↓

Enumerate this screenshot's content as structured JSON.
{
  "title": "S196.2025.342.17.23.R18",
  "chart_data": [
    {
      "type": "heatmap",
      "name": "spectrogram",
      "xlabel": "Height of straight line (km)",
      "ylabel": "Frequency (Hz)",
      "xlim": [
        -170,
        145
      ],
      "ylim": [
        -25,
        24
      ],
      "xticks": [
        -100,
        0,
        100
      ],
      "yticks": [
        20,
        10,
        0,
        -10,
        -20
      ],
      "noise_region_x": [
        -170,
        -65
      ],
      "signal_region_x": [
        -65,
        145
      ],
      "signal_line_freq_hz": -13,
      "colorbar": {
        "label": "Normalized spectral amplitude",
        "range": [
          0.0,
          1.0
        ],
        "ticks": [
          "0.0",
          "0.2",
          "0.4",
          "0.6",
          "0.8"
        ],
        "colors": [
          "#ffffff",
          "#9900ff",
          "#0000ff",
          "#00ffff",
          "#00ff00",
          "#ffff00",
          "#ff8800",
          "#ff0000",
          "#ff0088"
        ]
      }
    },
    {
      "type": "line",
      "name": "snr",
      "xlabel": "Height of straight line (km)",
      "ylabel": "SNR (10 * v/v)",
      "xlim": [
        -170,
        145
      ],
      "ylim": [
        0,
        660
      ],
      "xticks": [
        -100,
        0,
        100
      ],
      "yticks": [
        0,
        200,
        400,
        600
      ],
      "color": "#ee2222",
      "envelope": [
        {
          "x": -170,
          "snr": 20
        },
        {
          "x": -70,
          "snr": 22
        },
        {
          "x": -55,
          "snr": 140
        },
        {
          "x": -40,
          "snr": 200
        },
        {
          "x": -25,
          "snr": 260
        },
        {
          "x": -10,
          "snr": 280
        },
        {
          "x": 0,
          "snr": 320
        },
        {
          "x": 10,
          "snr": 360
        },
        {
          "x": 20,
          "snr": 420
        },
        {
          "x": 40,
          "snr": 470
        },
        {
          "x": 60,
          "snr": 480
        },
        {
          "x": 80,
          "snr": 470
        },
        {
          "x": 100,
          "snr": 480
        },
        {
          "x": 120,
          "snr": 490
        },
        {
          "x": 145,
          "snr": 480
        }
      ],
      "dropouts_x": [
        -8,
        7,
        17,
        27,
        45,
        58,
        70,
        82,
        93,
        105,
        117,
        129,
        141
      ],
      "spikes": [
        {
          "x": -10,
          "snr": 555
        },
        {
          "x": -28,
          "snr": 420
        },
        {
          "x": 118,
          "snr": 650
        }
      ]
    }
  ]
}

↑

• [Work required]:
Reproduce the entries above in full by retyping them exactly.

• [Task response]:
Enumerate this screenshot's content as structured JSON.
{
  "title": "S196.2025.342.17.23.R18",
  "chart_data": [
    {
      "type": "heatmap",
      "name": "spectrogram",
      "xlabel": "Height of straight line (km)",
      "ylabel": "Frequency (Hz)",
      "xlim": [
        -170,
        145
      ],
      "ylim": [
        -25,
        24
      ],
      "xticks": [
        -100,
        0,
        100
      ],
      "yticks": [
        20,
        10,
        0,
        -10,
        -20
      ],
      "noise_region_x": [
        -170,
        -65
      ],
      "signal_region_x": [
        -65,
        145
      ],
      "signal_line_freq_hz": -13,
      "colorbar": {
        "label": "Normalized spectral amplitude",
        "range": [
          0.0,
          1.0
        ],
        "ticks": [
          "0.0",
          "0.2",
          "0.4",
          "0.6",
          "0.8"
        ],
        "colors": [
          "#ffffff",
          "#9900ff",
          "#0000ff",
          "#00ffff",
          "#00ff00",
          "#ffff00",
          "#ff8800",
          "#ff0000",
          "#ff0088"
        ]
      }
    },
    {
      "type": "line",
      "name": "snr",
      "xlabel": "Height of straight line (km)",
      "ylabel": "SNR (10 * v/v)",
      "xlim": [
        -170,
        145
      ],
      "ylim": [
        0,
        660
      ],
      "xticks": [
        -100,
        0,
        100
      ],
      "yticks": [
        0,
        200,
        400,
        600
      ],
      "color": "#ee2222",
      "envelope": [
        {
          "x": -170,
          "snr": 20
        },
        {
          "x": -70,
          "snr": 22
        },
        {
          "x": -55,
          "snr": 140
        },
        {
          "x": -40,
          "snr": 200
        },
        {
          "x": -25,
          "snr": 260
        },
        {
          "x": -10,
          "snr": 280
        },
        {
          "x": 0,
          "snr": 320
        },
        {
          "x": 10,
          "snr": 360
        },
        {
          "x": 20,
          "snr": 420
        },
        {
          "x": 40,
          "snr": 470
        },
        {
          "x": 60,
          "snr": 480
        },
        {
          "x": 80,
          "snr": 470
        },
        {
          "x": 100,
          "snr": 480
        },
        {
          "x": 120,
          "snr": 490
        },
        {
          "x": 145,
          "snr": 480
        }
      ],
      "dropouts_x": [
        -8,
        7,
        17,
        27,
        45,
        58,
        70,
        82,
        93,
        105,
        117,
        129,
        141
      ],
      "spikes": [
        {
          "x": -10,
          "snr": 555
        },
        {
          "x": -28,
          "snr": 420
        },
        {
          "x": 118,
          "snr": 650
        }
      ]
    }
  ]
}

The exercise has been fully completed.